Repeat the whole listing exactly as written.

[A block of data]

════

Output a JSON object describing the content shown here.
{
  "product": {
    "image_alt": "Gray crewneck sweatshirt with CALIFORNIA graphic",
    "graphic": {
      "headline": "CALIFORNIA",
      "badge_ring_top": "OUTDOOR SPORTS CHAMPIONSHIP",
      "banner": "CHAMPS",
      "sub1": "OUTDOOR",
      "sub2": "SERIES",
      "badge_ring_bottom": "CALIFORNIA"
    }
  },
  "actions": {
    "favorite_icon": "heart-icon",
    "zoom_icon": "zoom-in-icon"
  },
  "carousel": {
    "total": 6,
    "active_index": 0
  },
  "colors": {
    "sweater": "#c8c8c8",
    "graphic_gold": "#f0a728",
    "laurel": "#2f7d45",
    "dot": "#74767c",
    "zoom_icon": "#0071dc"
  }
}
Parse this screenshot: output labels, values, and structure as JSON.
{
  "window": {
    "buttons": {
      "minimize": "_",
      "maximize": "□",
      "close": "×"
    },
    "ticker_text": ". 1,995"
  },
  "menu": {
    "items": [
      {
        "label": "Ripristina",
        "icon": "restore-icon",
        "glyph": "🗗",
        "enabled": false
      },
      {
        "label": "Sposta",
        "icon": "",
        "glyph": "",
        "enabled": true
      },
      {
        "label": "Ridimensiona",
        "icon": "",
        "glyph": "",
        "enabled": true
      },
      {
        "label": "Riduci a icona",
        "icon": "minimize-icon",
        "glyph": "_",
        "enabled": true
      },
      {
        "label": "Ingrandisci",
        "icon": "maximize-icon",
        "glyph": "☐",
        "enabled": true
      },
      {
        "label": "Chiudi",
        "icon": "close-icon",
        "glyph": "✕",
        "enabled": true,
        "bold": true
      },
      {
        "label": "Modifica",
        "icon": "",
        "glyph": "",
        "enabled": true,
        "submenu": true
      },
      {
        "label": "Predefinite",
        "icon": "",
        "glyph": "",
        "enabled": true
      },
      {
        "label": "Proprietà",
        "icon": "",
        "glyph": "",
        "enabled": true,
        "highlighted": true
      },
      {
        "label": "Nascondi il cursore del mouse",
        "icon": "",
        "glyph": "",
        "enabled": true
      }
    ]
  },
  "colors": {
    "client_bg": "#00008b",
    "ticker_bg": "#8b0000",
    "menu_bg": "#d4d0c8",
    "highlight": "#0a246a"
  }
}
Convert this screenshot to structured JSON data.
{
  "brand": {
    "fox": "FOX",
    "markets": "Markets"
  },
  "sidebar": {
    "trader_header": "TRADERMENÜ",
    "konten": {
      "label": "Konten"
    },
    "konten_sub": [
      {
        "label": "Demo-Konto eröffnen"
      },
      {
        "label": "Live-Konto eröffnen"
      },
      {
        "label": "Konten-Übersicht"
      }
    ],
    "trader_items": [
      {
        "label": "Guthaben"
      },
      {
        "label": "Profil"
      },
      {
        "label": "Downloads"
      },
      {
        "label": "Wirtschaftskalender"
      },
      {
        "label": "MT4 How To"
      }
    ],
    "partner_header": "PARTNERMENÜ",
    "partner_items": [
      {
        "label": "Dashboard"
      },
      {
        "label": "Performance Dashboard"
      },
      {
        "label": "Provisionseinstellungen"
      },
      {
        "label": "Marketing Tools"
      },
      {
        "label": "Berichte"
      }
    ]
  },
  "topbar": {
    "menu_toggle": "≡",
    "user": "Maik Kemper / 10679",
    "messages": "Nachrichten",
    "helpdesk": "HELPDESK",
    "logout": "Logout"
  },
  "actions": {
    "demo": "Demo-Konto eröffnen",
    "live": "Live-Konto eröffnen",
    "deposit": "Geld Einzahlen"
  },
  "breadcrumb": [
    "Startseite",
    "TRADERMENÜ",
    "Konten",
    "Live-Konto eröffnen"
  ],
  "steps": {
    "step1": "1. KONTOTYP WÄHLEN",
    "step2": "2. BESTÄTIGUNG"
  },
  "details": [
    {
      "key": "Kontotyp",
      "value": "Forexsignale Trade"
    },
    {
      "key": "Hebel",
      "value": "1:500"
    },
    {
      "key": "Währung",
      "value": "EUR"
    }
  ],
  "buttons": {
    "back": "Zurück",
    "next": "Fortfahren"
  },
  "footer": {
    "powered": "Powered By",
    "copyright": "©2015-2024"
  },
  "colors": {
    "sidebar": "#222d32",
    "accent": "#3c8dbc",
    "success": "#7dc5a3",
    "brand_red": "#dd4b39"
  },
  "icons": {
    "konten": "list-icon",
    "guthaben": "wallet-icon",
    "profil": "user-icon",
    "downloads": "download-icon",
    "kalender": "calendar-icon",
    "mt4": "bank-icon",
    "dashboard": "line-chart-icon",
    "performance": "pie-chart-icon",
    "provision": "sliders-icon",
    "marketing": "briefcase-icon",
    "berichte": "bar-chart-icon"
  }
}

════

Reply to the task:
Output a JSON object describing the content shown here.
{
  "product": {
    "image_alt": "Gray crewneck sweatshirt with CALIFORNIA graphic",
    "graphic": {
      "headline": "CALIFORNIA",
      "badge_ring_top": "OUTDOOR SPORTS CHAMPIONSHIP",
      "banner": "CHAMPS",
      "sub1": "OUTDOOR",
      "sub2": "SERIES",
      "badge_ring_bottom": "CALIFORNIA"
    }
  },
  "actions": {
    "favorite_icon": "heart-icon",
    "zoom_icon": "zoom-in-icon"
  },
  "carousel": {
    "total": 6,
    "active_index": 0
  },
  "colors": {
    "sweater": "#c8c8c8",
    "graphic_gold": "#f0a728",
    "laurel": "#2f7d45",
    "dot": "#74767c",
    "zoom_icon": "#0071dc"
  }
}
Parse this screenshot: output labels, values, and structure as JSON.
{
  "window": {
    "buttons": {
      "minimize": "_",
      "maximize": "□",
      "close": "×"
    },
    "ticker_text": ". 1,995"
  },
  "menu": {
    "items": [
      {
        "label": "Ripristina",
        "icon": "restore-icon",
        "glyph": "🗗",
        "enabled": false
      },
      {
        "label": "Sposta",
        "icon": "",
        "glyph": "",
        "enabled": true
      },
      {
        "label": "Ridimensiona",
        "icon": "",
        "glyph": "",
        "enabled": true
      },
      {
        "label": "Riduci a icona",
        "icon": "minimize-icon",
        "glyph": "_",
        "enabled": true
      },
      {
        "label": "Ingrandisci",
        "icon": "maximize-icon",
        "glyph": "☐",
        "enabled": true
      },
      {
        "label": "Chiudi",
        "icon": "close-icon",
        "glyph": "✕",
        "enabled": true,
        "bold": true
      },
      {
        "label": "Modifica",
        "icon": "",
        "glyph": "",
        "enabled": true,
        "submenu": true
      },
      {
        "label": "Predefinite",
        "icon": "",
        "glyph": "",
        "enabled": true
      },
      {
        "label": "Proprietà",
        "icon": "",
        "glyph": "",
        "enabled": true,
        "highlighted": true
      },
      {
        "label": "Nascondi il cursore del mouse",
        "icon": "",
        "glyph": "",
        "enabled": true
      }
    ]
  },
  "colors": {
    "client_bg": "#00008b",
    "ticker_bg": "#8b0000",
    "menu_bg": "#d4d0c8",
    "highlight": "#0a246a"
  }
}
Convert this screenshot to structured JSON data.
{
  "brand": {
    "fox": "FOX",
    "markets": "Markets"
  },
  "sidebar": {
    "trader_header": "TRADERMENÜ",
    "konten": {
      "label": "Konten"
    },
    "konten_sub": [
      {
        "label": "Demo-Konto eröffnen"
      },
      {
        "label": "Live-Konto eröffnen"
      },
      {
        "label": "Konten-Übersicht"
      }
    ],
    "trader_items": [
      {
        "label": "Guthaben"
      },
      {
        "label": "Profil"
      },
      {
        "label": "Downloads"
      },
      {
        "label": "Wirtschaftskalender"
      },
      {
        "label": "MT4 How To"
      }
    ],
    "partner_header": "PARTNERMENÜ",
    "partner_items": [
      {
        "label": "Dashboard"
      },
      {
        "label": "Performance Dashboard"
      },
      {
        "label": "Provisionseinstellungen"
      },
      {
        "label": "Marketing Tools"
      },
      {
        "label": "Berichte"
      }
    ]
  },
  "topbar": {
    "menu_toggle": "≡",
    "user": "Maik Kemper / 10679",
    "messages": "Nachrichten",
    "helpdesk": "HELPDESK",
    "logout": "Logout"
  },
  "actions": {
    "demo": "Demo-Konto eröffnen",
    "live": "Live-Konto eröffnen",
    "deposit": "Geld Einzahlen"
  },
  "breadcrumb": [
    "Startseite",
    "TRADERMENÜ",
    "Konten",
    "Live-Konto eröffnen"
  ],
  "steps": {
    "step1": "1. KONTOTYP WÄHLEN",
    "step2": "2. BESTÄTIGUNG"
  },
  "details": [
    {
      "key": "Kontotyp",
      "value": "Forexsignale Trade"
    },
    {
      "key": "Hebel",
      "value": "1:500"
    },
    {
      "key": "Währung",
      "value": "EUR"
    }
  ],
  "buttons": {
    "back": "Zurück",
    "next": "Fortfahren"
  },
  "footer": {
    "powered": "Powered By",
    "copyright": "©2015-2024"
  },
  "colors": {
    "sidebar": "#222d32",
    "accent": "#3c8dbc",
    "success": "#7dc5a3",
    "brand_red": "#dd4b39"
  },
  "icons": {
    "konten": "list-icon",
    "guthaben": "wallet-icon",
    "profil": "user-icon",
    "downloads": "download-icon",
    "kalender": "calendar-icon",
    "mt4": "bank-icon",
    "dashboard": "line-chart-icon",
    "performance": "pie-chart-icon",
    "provision": "sliders-icon",
    "marketing": "briefcase-icon",
    "berichte": "bar-chart-icon"
  }
}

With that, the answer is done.